WHAT THE EXERCISE ASKS: Select, from the data, each line where "nonsmoker" occurs.

INFORMATION GIVEN:

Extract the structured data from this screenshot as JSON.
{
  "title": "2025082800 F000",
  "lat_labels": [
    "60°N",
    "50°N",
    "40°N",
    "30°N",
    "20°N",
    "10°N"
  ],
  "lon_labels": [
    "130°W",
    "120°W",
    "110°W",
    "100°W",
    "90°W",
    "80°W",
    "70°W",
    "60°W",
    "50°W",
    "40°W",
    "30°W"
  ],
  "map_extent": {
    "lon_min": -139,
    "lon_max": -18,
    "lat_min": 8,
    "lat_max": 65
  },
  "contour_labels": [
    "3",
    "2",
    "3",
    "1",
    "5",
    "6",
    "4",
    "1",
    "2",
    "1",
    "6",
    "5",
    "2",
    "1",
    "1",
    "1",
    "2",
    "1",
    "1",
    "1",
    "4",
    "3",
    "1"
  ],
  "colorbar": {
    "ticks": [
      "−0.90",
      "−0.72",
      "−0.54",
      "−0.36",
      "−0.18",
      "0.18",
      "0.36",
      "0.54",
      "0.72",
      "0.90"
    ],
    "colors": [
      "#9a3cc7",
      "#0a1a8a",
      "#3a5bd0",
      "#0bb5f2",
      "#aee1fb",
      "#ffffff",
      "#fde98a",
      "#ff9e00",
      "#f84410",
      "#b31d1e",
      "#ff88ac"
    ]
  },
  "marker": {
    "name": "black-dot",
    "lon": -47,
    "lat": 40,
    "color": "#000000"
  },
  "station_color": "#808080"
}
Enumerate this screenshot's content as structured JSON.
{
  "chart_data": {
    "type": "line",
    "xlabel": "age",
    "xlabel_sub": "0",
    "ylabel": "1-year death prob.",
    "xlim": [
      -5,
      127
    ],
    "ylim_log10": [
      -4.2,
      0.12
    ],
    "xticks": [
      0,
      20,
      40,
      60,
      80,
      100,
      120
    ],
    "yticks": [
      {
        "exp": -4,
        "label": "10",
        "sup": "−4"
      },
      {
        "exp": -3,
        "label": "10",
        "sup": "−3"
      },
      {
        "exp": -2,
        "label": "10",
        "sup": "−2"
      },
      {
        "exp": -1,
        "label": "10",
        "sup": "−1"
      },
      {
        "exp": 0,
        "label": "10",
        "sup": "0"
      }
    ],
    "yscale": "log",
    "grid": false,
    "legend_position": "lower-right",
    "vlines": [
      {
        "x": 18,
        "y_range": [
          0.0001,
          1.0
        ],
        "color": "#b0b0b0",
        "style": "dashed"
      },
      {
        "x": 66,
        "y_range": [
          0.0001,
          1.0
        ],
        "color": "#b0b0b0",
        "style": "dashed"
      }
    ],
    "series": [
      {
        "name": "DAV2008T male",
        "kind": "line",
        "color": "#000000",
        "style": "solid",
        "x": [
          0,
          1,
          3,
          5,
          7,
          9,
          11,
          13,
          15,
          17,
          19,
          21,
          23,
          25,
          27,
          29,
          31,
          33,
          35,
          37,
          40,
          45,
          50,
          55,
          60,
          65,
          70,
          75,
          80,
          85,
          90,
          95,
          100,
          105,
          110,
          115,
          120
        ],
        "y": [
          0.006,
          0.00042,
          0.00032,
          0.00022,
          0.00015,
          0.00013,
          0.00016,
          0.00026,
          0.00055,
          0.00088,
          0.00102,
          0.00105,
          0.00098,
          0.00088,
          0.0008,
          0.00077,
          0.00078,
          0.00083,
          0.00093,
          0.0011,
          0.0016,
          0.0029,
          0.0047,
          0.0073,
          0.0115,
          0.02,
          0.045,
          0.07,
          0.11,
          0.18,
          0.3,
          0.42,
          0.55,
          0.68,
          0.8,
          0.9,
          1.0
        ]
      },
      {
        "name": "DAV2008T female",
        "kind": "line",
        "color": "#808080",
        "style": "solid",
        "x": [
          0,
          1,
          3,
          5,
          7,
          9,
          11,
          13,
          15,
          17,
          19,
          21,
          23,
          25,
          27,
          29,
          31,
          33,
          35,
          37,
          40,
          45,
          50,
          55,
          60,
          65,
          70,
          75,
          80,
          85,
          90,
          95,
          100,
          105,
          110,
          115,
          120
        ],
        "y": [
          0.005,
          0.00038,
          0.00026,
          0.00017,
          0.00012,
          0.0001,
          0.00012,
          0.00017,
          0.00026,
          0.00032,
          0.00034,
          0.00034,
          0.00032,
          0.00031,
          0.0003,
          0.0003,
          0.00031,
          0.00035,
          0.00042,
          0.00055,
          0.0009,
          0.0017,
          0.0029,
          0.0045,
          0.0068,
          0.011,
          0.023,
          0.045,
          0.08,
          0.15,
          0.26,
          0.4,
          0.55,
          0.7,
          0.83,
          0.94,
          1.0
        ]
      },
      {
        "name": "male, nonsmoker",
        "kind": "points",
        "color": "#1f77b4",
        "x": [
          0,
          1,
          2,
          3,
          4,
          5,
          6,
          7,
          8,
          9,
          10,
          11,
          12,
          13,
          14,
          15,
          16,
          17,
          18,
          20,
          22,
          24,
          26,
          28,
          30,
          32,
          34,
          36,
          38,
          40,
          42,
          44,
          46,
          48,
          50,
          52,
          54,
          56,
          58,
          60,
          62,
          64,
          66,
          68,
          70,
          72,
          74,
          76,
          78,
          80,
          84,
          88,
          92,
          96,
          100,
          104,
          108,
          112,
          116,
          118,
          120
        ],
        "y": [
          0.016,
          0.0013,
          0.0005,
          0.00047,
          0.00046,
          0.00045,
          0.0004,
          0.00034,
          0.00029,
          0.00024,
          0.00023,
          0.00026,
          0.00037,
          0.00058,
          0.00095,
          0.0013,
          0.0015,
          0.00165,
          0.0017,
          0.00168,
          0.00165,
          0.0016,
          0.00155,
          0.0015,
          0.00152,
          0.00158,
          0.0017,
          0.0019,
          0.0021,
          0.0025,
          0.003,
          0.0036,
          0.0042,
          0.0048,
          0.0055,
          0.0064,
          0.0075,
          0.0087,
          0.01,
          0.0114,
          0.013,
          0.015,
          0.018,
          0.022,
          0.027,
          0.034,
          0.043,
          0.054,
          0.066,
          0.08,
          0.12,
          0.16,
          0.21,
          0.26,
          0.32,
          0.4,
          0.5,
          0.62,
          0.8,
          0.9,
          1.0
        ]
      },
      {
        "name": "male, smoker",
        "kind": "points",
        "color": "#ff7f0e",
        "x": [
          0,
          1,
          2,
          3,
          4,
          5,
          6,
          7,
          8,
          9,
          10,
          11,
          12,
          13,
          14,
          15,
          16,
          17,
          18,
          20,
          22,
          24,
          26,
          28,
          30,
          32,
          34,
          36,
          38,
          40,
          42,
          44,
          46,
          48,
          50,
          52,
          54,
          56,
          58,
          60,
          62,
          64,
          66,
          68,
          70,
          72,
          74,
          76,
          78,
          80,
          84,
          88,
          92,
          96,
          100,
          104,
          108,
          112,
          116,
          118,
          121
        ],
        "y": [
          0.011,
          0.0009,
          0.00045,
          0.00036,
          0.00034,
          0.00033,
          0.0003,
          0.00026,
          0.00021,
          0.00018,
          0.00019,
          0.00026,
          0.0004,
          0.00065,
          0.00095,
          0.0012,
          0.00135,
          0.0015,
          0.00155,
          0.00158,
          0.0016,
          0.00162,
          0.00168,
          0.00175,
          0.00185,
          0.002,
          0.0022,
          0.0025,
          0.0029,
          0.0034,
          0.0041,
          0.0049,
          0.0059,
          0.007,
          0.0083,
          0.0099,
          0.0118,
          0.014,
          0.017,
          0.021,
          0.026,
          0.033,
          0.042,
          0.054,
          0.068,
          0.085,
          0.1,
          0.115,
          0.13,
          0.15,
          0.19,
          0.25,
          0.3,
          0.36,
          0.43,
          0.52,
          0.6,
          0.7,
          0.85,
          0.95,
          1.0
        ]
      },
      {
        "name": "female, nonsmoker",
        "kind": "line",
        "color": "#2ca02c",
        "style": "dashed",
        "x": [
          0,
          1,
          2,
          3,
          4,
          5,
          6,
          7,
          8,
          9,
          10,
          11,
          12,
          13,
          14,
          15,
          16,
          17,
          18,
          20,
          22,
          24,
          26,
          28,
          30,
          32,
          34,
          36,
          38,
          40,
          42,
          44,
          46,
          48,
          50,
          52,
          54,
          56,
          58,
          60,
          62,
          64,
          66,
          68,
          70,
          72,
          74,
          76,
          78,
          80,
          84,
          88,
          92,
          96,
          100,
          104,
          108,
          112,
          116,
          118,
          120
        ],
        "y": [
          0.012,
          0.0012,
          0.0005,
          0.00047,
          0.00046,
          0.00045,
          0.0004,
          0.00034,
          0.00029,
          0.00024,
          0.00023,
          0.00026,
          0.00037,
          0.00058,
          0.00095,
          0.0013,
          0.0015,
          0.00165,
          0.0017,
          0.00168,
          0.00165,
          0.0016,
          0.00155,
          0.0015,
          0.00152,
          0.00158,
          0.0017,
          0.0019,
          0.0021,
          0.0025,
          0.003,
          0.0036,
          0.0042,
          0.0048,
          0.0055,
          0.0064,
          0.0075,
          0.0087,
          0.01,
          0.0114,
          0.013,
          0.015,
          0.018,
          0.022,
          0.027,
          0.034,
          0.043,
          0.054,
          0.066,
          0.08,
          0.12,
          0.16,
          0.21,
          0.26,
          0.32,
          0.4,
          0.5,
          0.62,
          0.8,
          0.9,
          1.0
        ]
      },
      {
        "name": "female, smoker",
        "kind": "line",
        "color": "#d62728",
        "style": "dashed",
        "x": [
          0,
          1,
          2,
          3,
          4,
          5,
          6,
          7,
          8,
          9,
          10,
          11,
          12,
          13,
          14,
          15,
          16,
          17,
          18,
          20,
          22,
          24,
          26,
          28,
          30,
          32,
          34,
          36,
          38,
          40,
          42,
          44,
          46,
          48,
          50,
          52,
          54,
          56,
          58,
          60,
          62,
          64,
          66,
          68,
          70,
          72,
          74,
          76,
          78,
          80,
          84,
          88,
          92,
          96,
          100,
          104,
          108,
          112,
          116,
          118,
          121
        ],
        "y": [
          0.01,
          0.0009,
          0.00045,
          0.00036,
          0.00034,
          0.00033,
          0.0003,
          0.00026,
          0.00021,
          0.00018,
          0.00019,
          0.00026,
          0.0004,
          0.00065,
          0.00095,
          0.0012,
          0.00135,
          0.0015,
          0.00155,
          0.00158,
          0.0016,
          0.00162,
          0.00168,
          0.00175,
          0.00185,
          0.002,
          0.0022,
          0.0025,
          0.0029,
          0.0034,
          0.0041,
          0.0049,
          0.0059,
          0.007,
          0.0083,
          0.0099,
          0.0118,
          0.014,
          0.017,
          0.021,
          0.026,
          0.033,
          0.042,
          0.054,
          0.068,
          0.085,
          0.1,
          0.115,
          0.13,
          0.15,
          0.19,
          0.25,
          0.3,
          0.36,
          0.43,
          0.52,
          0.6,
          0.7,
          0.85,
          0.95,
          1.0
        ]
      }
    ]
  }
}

TASK RESULT:
        "name": "male, nonsmoker",
        "name": "female, nonsmoker",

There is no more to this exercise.